"""
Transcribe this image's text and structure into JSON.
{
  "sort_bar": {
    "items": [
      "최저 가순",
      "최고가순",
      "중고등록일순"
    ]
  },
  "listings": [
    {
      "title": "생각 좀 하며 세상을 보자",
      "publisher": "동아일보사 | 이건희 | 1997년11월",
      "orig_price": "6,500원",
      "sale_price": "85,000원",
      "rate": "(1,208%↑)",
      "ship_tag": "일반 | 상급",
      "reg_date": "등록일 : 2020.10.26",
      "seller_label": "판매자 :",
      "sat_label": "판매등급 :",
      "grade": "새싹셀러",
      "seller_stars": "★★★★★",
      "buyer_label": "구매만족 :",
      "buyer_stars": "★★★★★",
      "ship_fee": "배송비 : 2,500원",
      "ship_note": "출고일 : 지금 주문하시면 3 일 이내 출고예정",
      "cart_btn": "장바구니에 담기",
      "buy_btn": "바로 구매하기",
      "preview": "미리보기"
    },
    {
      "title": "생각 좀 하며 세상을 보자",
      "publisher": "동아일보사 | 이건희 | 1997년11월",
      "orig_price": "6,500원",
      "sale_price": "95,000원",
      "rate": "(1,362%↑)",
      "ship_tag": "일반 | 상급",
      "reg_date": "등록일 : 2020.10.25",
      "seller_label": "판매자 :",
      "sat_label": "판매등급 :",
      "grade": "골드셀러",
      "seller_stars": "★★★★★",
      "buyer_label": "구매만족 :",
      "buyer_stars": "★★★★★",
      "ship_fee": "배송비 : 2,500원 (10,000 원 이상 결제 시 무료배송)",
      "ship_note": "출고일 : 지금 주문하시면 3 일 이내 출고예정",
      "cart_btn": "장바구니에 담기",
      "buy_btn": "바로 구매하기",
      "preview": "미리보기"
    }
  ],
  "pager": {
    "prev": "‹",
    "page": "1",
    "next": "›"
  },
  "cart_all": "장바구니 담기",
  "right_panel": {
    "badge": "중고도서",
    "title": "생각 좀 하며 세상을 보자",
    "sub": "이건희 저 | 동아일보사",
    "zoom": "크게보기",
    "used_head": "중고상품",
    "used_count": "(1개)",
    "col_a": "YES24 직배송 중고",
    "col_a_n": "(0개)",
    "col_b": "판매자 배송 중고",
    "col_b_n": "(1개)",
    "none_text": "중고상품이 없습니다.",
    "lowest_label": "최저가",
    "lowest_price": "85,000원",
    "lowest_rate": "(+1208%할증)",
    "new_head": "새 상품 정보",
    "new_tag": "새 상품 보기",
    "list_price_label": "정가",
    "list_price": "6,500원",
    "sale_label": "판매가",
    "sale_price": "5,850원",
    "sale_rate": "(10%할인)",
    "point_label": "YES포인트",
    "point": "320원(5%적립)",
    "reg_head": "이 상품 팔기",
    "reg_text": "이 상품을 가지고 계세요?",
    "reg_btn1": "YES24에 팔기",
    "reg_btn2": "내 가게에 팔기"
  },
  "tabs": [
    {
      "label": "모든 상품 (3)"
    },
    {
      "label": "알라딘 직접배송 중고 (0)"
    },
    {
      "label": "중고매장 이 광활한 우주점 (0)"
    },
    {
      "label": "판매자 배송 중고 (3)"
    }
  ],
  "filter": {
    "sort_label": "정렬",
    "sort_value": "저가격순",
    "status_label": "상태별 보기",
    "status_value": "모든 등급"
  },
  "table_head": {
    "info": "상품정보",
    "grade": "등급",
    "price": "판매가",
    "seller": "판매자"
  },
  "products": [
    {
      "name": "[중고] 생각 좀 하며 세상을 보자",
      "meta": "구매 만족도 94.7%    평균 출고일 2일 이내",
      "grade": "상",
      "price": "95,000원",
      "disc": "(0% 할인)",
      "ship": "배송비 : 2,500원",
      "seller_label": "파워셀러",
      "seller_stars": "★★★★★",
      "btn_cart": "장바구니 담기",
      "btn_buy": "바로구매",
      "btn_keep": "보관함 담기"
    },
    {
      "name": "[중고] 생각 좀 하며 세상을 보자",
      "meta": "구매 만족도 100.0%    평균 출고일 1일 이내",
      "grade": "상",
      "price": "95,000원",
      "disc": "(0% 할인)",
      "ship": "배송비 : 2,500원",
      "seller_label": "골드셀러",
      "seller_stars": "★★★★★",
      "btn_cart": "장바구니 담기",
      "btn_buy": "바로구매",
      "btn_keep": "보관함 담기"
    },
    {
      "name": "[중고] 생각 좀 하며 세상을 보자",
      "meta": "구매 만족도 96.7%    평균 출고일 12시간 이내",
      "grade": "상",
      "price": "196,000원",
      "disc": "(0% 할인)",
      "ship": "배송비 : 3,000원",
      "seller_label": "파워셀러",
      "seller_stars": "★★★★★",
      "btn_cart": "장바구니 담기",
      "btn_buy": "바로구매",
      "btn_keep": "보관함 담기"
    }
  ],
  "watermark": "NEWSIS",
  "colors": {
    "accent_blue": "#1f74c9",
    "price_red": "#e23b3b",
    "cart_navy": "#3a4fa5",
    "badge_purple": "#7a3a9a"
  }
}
"""
THE EXERCISE.
The lines above should be duplicated exactly.

ANSWER BELOW.
Transcribe this image's text and structure into JSON.
{
  "sort_bar": {
    "items": [
      "최저 가순",
      "최고가순",
      "중고등록일순"
    ]
  },
  "listings": [
    {
      "title": "생각 좀 하며 세상을 보자",
      "publisher": "동아일보사 | 이건희 | 1997년11월",
      "orig_price": "6,500원",
      "sale_price": "85,000원",
      "rate": "(1,208%↑)",
      "ship_tag": "일반 | 상급",
      "reg_date": "등록일 : 2020.10.26",
      "seller_label": "판매자 :",
      "sat_label": "판매등급 :",
      "grade": "새싹셀러",
      "seller_stars": "★★★★★",
      "buyer_label": "구매만족 :",
      "buyer_stars": "★★★★★",
      "ship_fee": "배송비 : 2,500원",
      "ship_note": "출고일 : 지금 주문하시면 3 일 이내 출고예정",
      "cart_btn": "장바구니에 담기",
      "buy_btn": "바로 구매하기",
      "preview": "미리보기"
    },
    {
      "title": "생각 좀 하며 세상을 보자",
      "publisher": "동아일보사 | 이건희 | 1997년11월",
      "orig_price": "6,500원",
      "sale_price": "95,000원",
      "rate": "(1,362%↑)",
      "ship_tag": "일반 | 상급",
      "reg_date": "등록일 : 2020.10.25",
      "seller_label": "판매자 :",
      "sat_label": "판매등급 :",
      "grade": "골드셀러",
      "seller_stars": "★★★★★",
      "buyer_label": "구매만족 :",
      "buyer_stars": "★★★★★",
      "ship_fee": "배송비 : 2,500원 (10,000 원 이상 결제 시 무료배송)",
      "ship_note": "출고일 : 지금 주문하시면 3 일 이내 출고예정",
      "cart_btn": "장바구니에 담기",
      "buy_btn": "바로 구매하기",
      "preview": "미리보기"
    }
  ],
  "pager": {
    "prev": "‹",
    "page": "1",
    "next": "›"
  },
  "cart_all": "장바구니 담기",
  "right_panel": {
    "badge": "중고도서",
    "title": "생각 좀 하며 세상을 보자",
    "sub": "이건희 저 | 동아일보사",
    "zoom": "크게보기",
    "used_head": "중고상품",
    "used_count": "(1개)",
    "col_a": "YES24 직배송 중고",
    "col_a_n": "(0개)",
    "col_b": "판매자 배송 중고",
    "col_b_n": "(1개)",
    "none_text": "중고상품이 없습니다.",
    "lowest_label": "최저가",
    "lowest_price": "85,000원",
    "lowest_rate": "(+1208%할증)",
    "new_head": "새 상품 정보",
    "new_tag": "새 상품 보기",
    "list_price_label": "정가",
    "list_price": "6,500원",
    "sale_label": "판매가",
    "sale_price": "5,850원",
    "sale_rate": "(10%할인)",
    "point_label": "YES포인트",
    "point": "320원(5%적립)",
    "reg_head": "이 상품 팔기",
    "reg_text": "이 상품을 가지고 계세요?",
    "reg_btn1": "YES24에 팔기",
    "reg_btn2": "내 가게에 팔기"
  },
  "tabs": [
    {
      "label": "모든 상품 (3)"
    },
    {
      "label": "알라딘 직접배송 중고 (0)"
    },
    {
      "label": "중고매장 이 광활한 우주점 (0)"
    },
    {
      "label": "판매자 배송 중고 (3)"
    }
  ],
  "filter": {
    "sort_label": "정렬",
    "sort_value": "저가격순",
    "status_label": "상태별 보기",
    "status_value": "모든 등급"
  },
  "table_head": {
    "info": "상품정보",
    "grade": "등급",
    "price": "판매가",
    "seller": "판매자"
  },
  "products": [
    {
      "name": "[중고] 생각 좀 하며 세상을 보자",
      "meta": "구매 만족도 94.7%    평균 출고일 2일 이내",
      "grade": "상",
      "price": "95,000원",
      "disc": "(0% 할인)",
      "ship": "배송비 : 2,500원",
      "seller_label": "파워셀러",
      "seller_stars": "★★★★★",
      "btn_cart": "장바구니 담기",
      "btn_buy": "바로구매",
      "btn_keep": "보관함 담기"
    },
    {
      "name": "[중고] 생각 좀 하며 세상을 보자",
      "meta": "구매 만족도 100.0%    평균 출고일 1일 이내",
      "grade": "상",
      "price": "95,000원",
      "disc": "(0% 할인)",
      "ship": "배송비 : 2,500원",
      "seller_label": "골드셀러",
      "seller_stars": "★★★★★",
      "btn_cart": "장바구니 담기",
      "btn_buy": "바로구매",
      "btn_keep": "보관함 담기"
    },
    {
      "name": "[중고] 생각 좀 하며 세상을 보자",
      "meta": "구매 만족도 96.7%    평균 출고일 12시간 이내",
      "grade": "상",
      "price": "196,000원",
      "disc": "(0% 할인)",
      "ship": "배송비 : 3,000원",
      "seller_label": "파워셀러",
      "seller_stars": "★★★★★",
      "btn_cart": "장바구니 담기",
      "btn_buy": "바로구매",
      "btn_keep": "보관함 담기"
    }
  ],
  "watermark": "NEWSIS",
  "colors": {
    "accent_blue": "#1f74c9",
    "price_red": "#e23b3b",
    "cart_navy": "#3a4fa5",
    "badge_purple": "#7a3a9a"
  }
}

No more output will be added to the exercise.